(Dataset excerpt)
┌──

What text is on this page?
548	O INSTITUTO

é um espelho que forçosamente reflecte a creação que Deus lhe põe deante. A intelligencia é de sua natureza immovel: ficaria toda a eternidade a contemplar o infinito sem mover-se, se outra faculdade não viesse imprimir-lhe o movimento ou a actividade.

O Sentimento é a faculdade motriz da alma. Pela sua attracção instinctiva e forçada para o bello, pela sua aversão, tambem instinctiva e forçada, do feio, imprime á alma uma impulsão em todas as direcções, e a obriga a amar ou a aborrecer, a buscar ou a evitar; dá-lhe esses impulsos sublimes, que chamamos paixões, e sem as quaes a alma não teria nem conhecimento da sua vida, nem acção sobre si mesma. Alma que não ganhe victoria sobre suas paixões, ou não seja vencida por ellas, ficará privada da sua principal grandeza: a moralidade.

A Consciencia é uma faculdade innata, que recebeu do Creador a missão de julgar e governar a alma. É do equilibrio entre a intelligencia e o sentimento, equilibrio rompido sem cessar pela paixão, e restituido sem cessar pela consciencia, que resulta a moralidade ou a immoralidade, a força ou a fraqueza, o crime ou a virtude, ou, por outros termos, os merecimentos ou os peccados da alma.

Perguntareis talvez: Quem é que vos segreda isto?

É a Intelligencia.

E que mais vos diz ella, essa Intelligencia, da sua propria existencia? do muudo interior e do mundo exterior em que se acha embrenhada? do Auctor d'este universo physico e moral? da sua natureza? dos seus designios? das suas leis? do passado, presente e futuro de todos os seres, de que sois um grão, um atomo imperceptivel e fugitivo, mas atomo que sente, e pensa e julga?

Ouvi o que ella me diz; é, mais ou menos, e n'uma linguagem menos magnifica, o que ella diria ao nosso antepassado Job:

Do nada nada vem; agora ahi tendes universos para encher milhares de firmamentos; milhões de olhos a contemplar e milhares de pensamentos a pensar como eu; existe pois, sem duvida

└──
┌──

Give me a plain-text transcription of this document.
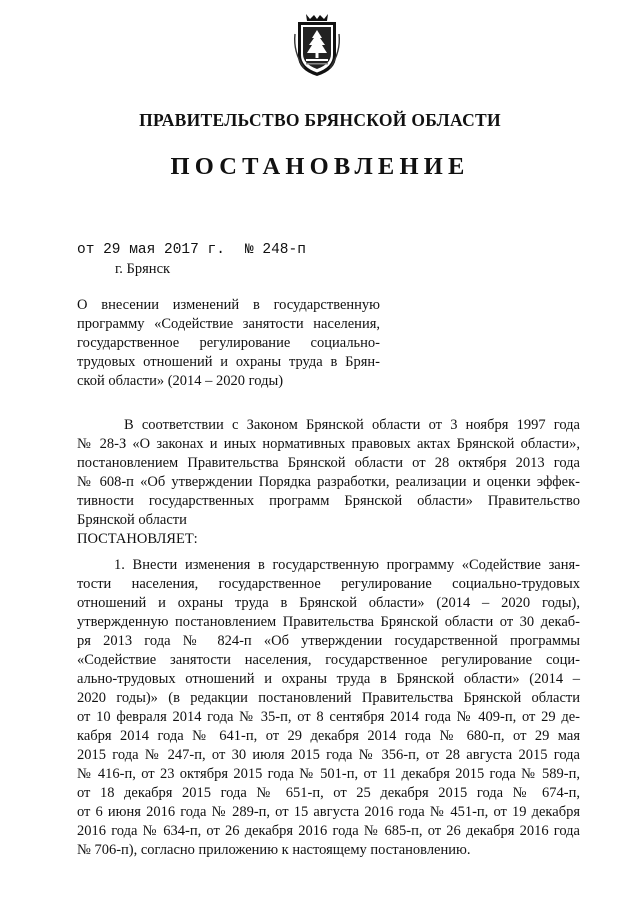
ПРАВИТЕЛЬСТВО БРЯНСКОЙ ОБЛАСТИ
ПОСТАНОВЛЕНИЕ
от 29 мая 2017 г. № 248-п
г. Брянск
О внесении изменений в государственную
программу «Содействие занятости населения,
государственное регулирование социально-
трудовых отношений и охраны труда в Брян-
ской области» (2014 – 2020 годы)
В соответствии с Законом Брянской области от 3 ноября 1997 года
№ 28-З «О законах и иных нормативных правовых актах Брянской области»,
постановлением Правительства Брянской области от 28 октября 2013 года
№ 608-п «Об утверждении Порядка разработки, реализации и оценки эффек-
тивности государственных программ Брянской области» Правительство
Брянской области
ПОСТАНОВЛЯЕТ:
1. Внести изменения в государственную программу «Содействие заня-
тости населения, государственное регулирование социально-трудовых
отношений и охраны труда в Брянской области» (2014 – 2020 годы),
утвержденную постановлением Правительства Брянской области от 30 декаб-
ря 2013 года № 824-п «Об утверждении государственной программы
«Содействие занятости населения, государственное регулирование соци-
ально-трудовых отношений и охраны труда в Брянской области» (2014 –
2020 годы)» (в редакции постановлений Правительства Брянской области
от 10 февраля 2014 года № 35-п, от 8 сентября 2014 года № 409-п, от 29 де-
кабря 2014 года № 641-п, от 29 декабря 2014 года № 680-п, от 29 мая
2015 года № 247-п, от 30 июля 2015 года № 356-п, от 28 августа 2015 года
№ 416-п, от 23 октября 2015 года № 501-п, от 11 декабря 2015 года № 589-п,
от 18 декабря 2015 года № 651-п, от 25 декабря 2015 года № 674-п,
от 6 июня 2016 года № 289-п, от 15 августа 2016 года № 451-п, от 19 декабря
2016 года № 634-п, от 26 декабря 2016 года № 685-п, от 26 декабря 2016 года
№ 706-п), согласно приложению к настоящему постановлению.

└──

PROBLEM DESCRIPTION — Check each line of the records above for "отношений", and copy those that have it.

SOLUTION FOR THIS PROBLEM —
трудовых отношений и охраны труда в Брян-
отношений и охраны труда в Брянской области» (2014 – 2020 годы),
ально-трудовых отношений и охраны труда в Брянской области» (2014 –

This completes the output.